STATED GOAL: Copy the items below, replacing each occurrence of "screw" with "bolt" and keeping everything else the same. Leave out the pictures.

====== ROWS

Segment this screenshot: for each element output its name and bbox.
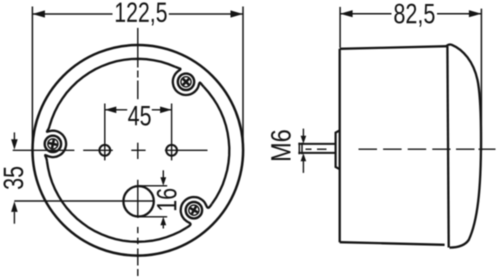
side view body outline — [340, 46, 448, 49]
outer circle (lamp body front view) — [33, 45, 244, 256]
dimension 122,5 extension lines — [31, 7, 33, 150]
dimension text M6 (rotated) — [271, 130, 291, 160]
dimension text 122,5 — [116, 2, 167, 25]
dimension 35 — [13, 132, 15, 140]
M6 dimension arrows — [302, 129, 304, 137]
dimension 45 line — [105, 109, 127, 111]
horizontal centerline (front view) — [13, 149, 75, 151]
dimension 82,5 extension lines — [339, 7, 341, 48]
vertical centerline (front view) — [137, 28, 139, 68]
side view dashed centerline — [306, 148, 312, 150]
dimension 82,5 line — [340, 13, 391, 15]
dimension text 82,5 — [394, 4, 434, 27]
mounting hole right — [166, 145, 177, 156]
stud end marks — [298, 143, 300, 155]
inner rim with screw pockets — [50, 59, 176, 126]
dimension 122,5 line — [32, 13, 112, 15]
screw 2 — [45, 136, 61, 152]
dimension text 35 (rotated) — [3, 167, 23, 189]
mounting hole left — [99, 145, 110, 156]
mounting boss bracket — [336, 130, 340, 169]
dimension text 45 — [128, 106, 150, 126]
hole D16 — [123, 186, 153, 216]
lens profile — [446, 44, 481, 247]
dimension 16 arrows — [162, 170, 164, 178]
dimension text 16 (rotated) — [157, 189, 177, 210]
hole D16 horizontal centerline — [14, 200, 154, 202]
lens separation line — [447, 46, 448, 247]
screw 3 — [186, 202, 202, 218]
screw 1 — [178, 74, 194, 90]
dimension 16 ticks — [139, 185, 168, 187]
hole vertical extension lines (45 dim) — [104, 104, 106, 161]
M6 threaded stud — [298, 143, 335, 145]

============

EXERCISE OUTPUT:
Segment this screenshot: for each element output its name and bbox.
side view body outline — [340, 46, 448, 49]
outer circle (lamp body front view) — [33, 45, 244, 256]
dimension 122,5 extension lines — [31, 7, 33, 150]
dimension text M6 (rotated) — [271, 130, 291, 160]
dimension text 122,5 — [116, 2, 167, 25]
dimension 35 — [13, 132, 15, 140]
M6 dimension arrows — [302, 129, 304, 137]
dimension 45 line — [105, 109, 127, 111]
horizontal centerline (front view) — [13, 149, 75, 151]
dimension 82,5 extension lines — [339, 7, 341, 48]
vertical centerline (front view) — [137, 28, 139, 68]
side view dashed centerline — [306, 148, 312, 150]
dimension 82,5 line — [340, 13, 391, 15]
dimension text 82,5 — [394, 4, 434, 27]
mounting hole right — [166, 145, 177, 156]
stud end marks — [298, 143, 300, 155]
inner rim with bolt pockets — [50, 59, 176, 126]
dimension 122,5 line — [32, 13, 112, 15]
bolt 2 — [45, 136, 61, 152]
dimension text 35 (rotated) — [3, 167, 23, 189]
mounting hole left — [99, 145, 110, 156]
mounting boss bracket — [336, 130, 340, 169]
dimension text 45 — [128, 106, 150, 126]
hole D16 — [123, 186, 153, 216]
lens profile — [446, 44, 481, 247]
dimension 16 arrows — [162, 170, 164, 178]
dimension text 16 (rotated) — [157, 189, 177, 210]
hole D16 horizontal centerline — [14, 200, 154, 202]
lens separation line — [447, 46, 448, 247]
bolt 3 — [186, 202, 202, 218]
bolt 1 — [178, 74, 194, 90]
dimension 16 ticks — [139, 185, 168, 187]
hole vertical extension lines (45 dim) — [104, 104, 106, 161]
M6 threaded stud — [298, 143, 335, 145]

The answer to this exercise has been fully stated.